begin Material to process

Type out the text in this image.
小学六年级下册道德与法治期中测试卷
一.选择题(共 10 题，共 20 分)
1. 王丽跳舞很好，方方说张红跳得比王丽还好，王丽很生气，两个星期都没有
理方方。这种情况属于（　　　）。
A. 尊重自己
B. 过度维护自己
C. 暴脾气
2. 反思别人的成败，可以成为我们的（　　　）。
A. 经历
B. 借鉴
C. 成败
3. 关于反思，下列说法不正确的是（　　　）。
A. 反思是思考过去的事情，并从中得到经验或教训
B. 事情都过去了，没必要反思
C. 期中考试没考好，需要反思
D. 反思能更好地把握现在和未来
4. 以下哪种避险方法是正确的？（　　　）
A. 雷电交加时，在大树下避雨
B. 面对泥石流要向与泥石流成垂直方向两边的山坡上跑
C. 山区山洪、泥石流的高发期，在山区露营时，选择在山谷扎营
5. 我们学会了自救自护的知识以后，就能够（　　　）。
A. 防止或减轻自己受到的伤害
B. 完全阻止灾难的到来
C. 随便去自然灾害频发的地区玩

end Material to process
begin Material to process

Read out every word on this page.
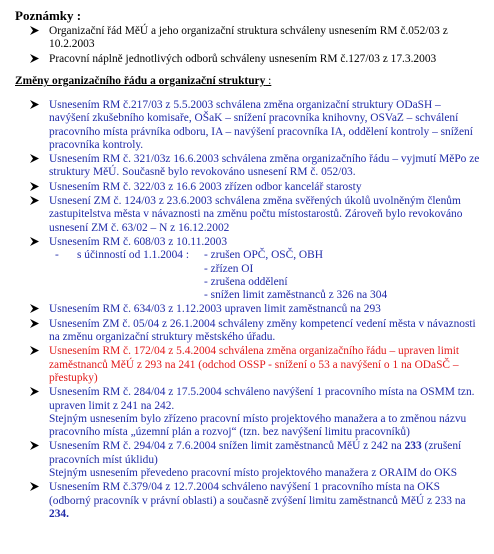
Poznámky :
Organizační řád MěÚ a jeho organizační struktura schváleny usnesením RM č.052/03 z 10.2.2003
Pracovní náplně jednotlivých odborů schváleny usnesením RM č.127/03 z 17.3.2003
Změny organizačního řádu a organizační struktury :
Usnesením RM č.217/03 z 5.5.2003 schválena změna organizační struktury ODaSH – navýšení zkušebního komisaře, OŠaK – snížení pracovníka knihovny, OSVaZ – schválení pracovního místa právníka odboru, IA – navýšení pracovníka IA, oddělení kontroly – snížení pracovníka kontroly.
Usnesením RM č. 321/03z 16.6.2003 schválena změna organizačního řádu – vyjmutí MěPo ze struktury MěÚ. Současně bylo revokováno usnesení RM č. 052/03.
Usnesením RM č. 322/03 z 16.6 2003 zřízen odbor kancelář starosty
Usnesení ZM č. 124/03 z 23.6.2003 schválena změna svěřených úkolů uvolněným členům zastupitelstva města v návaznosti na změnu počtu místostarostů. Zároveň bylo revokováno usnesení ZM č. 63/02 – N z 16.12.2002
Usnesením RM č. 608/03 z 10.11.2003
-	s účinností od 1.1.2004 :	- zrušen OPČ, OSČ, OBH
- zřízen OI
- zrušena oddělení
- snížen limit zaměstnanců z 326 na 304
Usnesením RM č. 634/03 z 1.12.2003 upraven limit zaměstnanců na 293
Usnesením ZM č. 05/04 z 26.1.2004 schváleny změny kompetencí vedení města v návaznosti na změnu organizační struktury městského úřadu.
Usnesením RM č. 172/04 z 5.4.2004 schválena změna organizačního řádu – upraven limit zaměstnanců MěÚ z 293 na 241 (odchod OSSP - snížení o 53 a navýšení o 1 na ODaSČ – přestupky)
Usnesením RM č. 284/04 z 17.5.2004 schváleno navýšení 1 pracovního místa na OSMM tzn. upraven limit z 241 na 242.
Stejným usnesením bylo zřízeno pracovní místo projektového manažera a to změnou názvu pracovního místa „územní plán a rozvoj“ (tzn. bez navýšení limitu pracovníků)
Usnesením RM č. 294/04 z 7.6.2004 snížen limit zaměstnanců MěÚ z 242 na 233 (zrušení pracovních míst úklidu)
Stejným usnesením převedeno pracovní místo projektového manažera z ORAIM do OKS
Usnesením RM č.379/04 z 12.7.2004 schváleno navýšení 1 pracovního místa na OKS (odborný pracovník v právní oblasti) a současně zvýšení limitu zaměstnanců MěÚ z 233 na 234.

end Material to process

Task details: Using the records above, find and show each line with the string "this".

Finished task:
Type out the text in this image.
Read out every word on this page.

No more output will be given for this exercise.